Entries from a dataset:
-- start --

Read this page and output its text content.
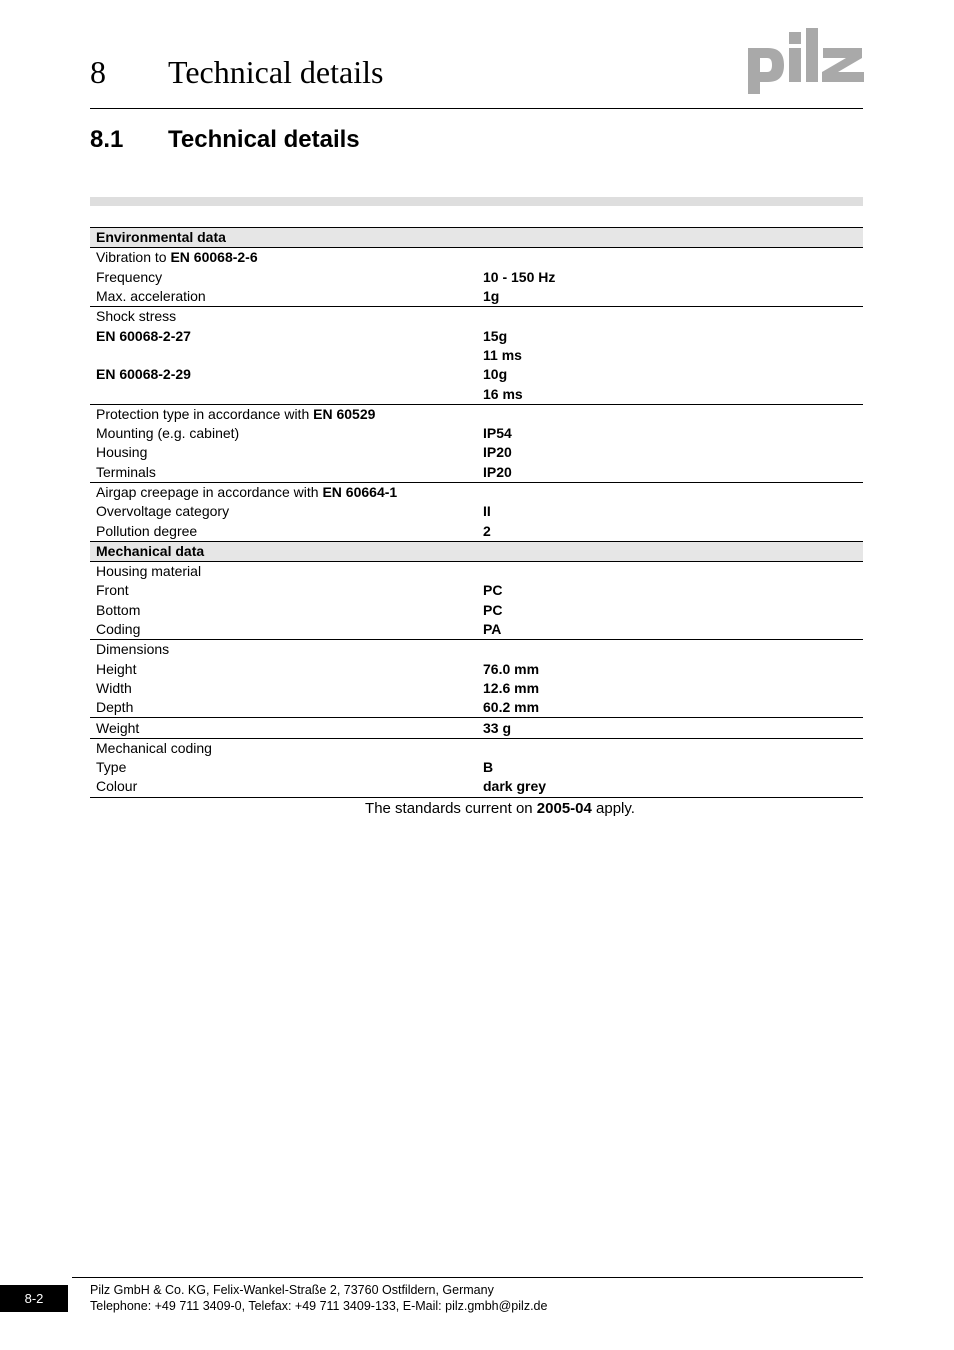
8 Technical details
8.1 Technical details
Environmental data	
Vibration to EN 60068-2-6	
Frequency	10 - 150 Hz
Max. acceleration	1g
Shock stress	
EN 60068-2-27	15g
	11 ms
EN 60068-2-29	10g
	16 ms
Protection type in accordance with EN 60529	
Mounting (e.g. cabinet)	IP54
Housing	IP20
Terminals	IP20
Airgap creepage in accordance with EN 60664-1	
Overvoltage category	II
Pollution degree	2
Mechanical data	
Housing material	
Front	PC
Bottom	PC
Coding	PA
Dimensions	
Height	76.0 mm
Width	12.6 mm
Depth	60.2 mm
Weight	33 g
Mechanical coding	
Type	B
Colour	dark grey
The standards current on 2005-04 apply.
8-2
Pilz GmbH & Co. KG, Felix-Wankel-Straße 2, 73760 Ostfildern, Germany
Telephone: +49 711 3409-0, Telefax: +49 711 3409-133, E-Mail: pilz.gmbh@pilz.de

-- end --
-- start --

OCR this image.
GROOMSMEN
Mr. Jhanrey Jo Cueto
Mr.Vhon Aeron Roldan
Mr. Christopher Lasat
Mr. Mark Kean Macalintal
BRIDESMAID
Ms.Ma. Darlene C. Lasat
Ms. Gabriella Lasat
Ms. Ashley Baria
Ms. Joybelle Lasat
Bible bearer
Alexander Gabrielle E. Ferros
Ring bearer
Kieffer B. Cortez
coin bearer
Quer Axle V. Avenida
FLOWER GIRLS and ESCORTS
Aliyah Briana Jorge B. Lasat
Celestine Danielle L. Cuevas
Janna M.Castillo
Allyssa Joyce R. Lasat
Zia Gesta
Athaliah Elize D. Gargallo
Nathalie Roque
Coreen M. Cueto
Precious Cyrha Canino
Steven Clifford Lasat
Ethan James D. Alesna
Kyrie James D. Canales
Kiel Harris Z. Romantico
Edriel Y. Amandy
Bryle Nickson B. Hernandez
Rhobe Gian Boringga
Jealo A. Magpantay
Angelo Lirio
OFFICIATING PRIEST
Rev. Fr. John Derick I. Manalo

-- end --

**Your task:**
Count every line in the entries above where the word "accordance" appears; respond with the number alone.

**Solution for this task:**
2